+++ SOURCE DATA +++

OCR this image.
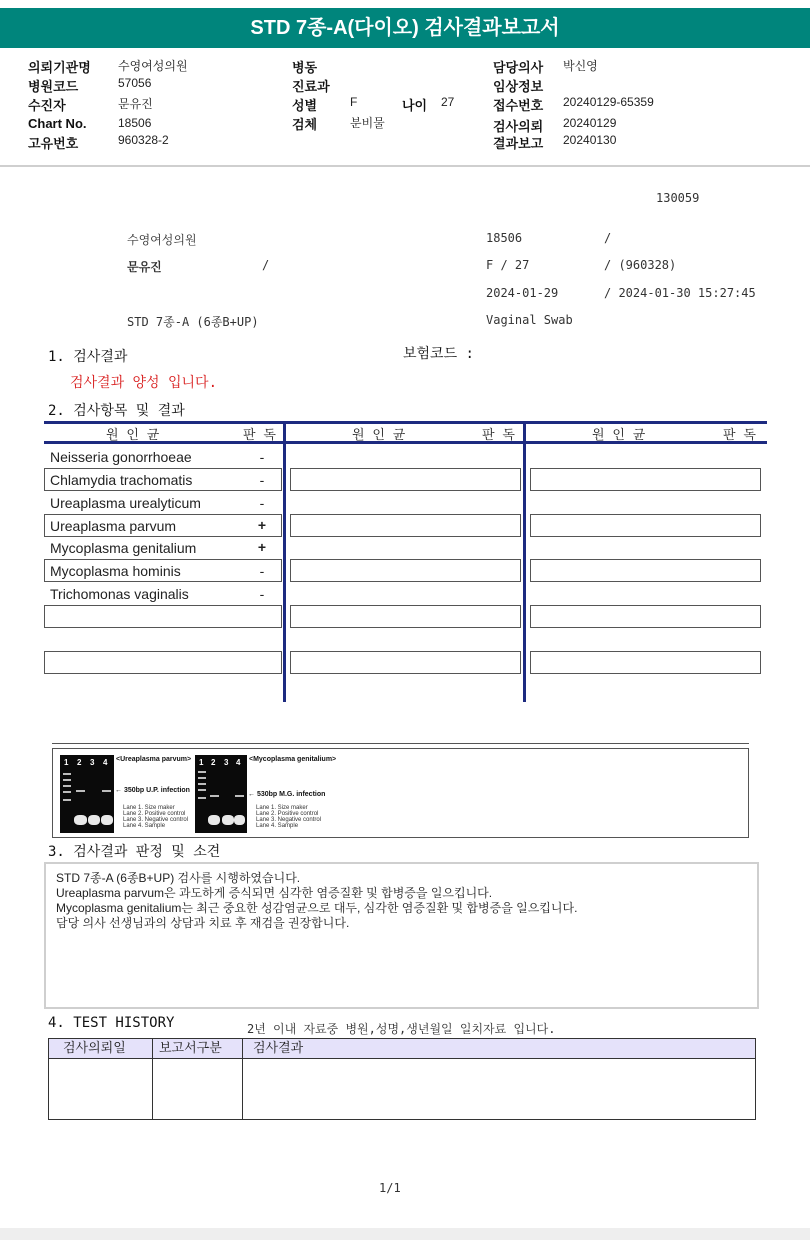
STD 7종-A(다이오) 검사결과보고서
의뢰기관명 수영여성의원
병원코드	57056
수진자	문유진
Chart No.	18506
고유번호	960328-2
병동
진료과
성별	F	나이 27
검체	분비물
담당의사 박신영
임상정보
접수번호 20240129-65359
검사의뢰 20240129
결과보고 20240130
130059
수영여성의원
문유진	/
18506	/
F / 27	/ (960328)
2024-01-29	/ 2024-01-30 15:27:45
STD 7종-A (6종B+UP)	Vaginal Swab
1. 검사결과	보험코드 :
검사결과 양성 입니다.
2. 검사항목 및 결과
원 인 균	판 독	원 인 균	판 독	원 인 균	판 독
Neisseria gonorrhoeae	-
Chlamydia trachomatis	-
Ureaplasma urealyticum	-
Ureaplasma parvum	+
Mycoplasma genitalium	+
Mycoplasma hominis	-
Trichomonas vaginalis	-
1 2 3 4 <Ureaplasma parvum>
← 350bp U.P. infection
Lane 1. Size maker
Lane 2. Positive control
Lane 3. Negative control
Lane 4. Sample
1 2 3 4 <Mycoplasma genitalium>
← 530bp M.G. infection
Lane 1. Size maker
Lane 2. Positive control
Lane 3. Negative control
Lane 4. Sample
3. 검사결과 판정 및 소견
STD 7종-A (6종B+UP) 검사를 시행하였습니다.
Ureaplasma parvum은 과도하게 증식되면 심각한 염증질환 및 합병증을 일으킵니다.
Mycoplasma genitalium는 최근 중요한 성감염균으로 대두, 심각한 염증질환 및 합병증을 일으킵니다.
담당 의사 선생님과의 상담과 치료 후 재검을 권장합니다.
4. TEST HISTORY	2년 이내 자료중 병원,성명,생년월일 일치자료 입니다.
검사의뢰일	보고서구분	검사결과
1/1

+++

> [WHAT THE TASK REQUIRES]: Transcribe the listing in full. Omit the pictures and keep every line exact.

> [RIGHT ANSWER]:
OCR this image.
STD 7종-A(다이오) 검사결과보고서
의뢰기관명 수영여성의원
병원코드	57056
수진자	문유진
Chart No.	18506
고유번호	960328-2
병동
진료과
성별	F	나이 27
검체	분비물
담당의사 박신영
임상정보
접수번호 20240129-65359
검사의뢰 20240129
결과보고 20240130
130059
수영여성의원
문유진	/
18506	/
F / 27	/ (960328)
2024-01-29	/ 2024-01-30 15:27:45
STD 7종-A (6종B+UP)	Vaginal Swab
1. 검사결과	보험코드 :
검사결과 양성 입니다.
2. 검사항목 및 결과
원 인 균	판 독	원 인 균	판 독	원 인 균	판 독
Neisseria gonorrhoeae	-
Chlamydia trachomatis	-
Ureaplasma urealyticum	-
Ureaplasma parvum	+
Mycoplasma genitalium	+
Mycoplasma hominis	-
Trichomonas vaginalis	-
1 2 3 4 <Ureaplasma parvum>
← 350bp U.P. infection
Lane 1. Size maker
Lane 2. Positive control
Lane 3. Negative control
Lane 4. Sample
1 2 3 4 <Mycoplasma genitalium>
← 530bp M.G. infection
Lane 1. Size maker
Lane 2. Positive control
Lane 3. Negative control
Lane 4. Sample
3. 검사결과 판정 및 소견
STD 7종-A (6종B+UP) 검사를 시행하였습니다.
Ureaplasma parvum은 과도하게 증식되면 심각한 염증질환 및 합병증을 일으킵니다.
Mycoplasma genitalium는 최근 중요한 성감염균으로 대두, 심각한 염증질환 및 합병증을 일으킵니다.
담당 의사 선생님과의 상담과 치료 후 재검을 권장합니다.
4. TEST HISTORY	2년 이내 자료중 병원,성명,생년월일 일치자료 입니다.
검사의뢰일	보고서구분	검사결과
1/1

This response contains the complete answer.